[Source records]
------------------------
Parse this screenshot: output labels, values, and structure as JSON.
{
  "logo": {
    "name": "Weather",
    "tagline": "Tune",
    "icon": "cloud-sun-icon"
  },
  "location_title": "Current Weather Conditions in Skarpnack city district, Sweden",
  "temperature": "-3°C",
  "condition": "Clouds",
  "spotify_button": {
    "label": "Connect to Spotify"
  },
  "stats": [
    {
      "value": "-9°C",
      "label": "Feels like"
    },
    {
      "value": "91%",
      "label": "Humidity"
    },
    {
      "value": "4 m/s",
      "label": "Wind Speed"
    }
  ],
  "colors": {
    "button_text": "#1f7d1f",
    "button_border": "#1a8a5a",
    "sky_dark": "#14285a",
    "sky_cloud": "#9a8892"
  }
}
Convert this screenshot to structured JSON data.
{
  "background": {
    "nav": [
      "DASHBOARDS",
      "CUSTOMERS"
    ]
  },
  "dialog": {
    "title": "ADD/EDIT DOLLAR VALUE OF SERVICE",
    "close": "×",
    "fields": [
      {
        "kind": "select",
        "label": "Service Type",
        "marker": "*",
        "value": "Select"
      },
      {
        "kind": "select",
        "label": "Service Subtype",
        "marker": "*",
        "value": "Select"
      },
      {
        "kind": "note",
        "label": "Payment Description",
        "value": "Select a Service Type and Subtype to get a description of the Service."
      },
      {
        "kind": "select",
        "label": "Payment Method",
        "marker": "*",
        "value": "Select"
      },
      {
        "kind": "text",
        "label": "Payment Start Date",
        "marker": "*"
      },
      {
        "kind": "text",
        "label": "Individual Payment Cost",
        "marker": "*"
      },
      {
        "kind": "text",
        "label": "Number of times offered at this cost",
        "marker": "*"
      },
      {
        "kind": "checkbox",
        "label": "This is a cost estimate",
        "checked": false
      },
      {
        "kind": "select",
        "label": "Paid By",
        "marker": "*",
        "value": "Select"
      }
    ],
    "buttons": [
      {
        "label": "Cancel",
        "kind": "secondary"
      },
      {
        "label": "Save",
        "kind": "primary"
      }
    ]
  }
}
------------------------
EXERCISE DETAILS
Nothing should be left out: return all of the records exactly.

FULL OUTPUT
Parse this screenshot: output labels, values, and structure as JSON.
{
  "logo": {
    "name": "Weather",
    "tagline": "Tune",
    "icon": "cloud-sun-icon"
  },
  "location_title": "Current Weather Conditions in Skarpnack city district, Sweden",
  "temperature": "-3°C",
  "condition": "Clouds",
  "spotify_button": {
    "label": "Connect to Spotify"
  },
  "stats": [
    {
      "value": "-9°C",
      "label": "Feels like"
    },
    {
      "value": "91%",
      "label": "Humidity"
    },
    {
      "value": "4 m/s",
      "label": "Wind Speed"
    }
  ],
  "colors": {
    "button_text": "#1f7d1f",
    "button_border": "#1a8a5a",
    "sky_dark": "#14285a",
    "sky_cloud": "#9a8892"
  }
}
Convert this screenshot to structured JSON data.
{
  "background": {
    "nav": [
      "DASHBOARDS",
      "CUSTOMERS"
    ]
  },
  "dialog": {
    "title": "ADD/EDIT DOLLAR VALUE OF SERVICE",
    "close": "×",
    "fields": [
      {
        "kind": "select",
        "label": "Service Type",
        "marker": "*",
        "value": "Select"
      },
      {
        "kind": "select",
        "label": "Service Subtype",
        "marker": "*",
        "value": "Select"
      },
      {
        "kind": "note",
        "label": "Payment Description",
        "value": "Select a Service Type and Subtype to get a description of the Service."
      },
      {
        "kind": "select",
        "label": "Payment Method",
        "marker": "*",
        "value": "Select"
      },
      {
        "kind": "text",
        "label": "Payment Start Date",
        "marker": "*"
      },
      {
        "kind": "text",
        "label": "Individual Payment Cost",
        "marker": "*"
      },
      {
        "kind": "text",
        "label": "Number of times offered at this cost",
        "marker": "*"
      },
      {
        "kind": "checkbox",
        "label": "This is a cost estimate",
        "checked": false
      },
      {
        "kind": "select",
        "label": "Paid By",
        "marker": "*",
        "value": "Select"
      }
    ],
    "buttons": [
      {
        "label": "Cancel",
        "kind": "secondary"
      },
      {
        "label": "Save",
        "kind": "primary"
      }
    ]
  }
}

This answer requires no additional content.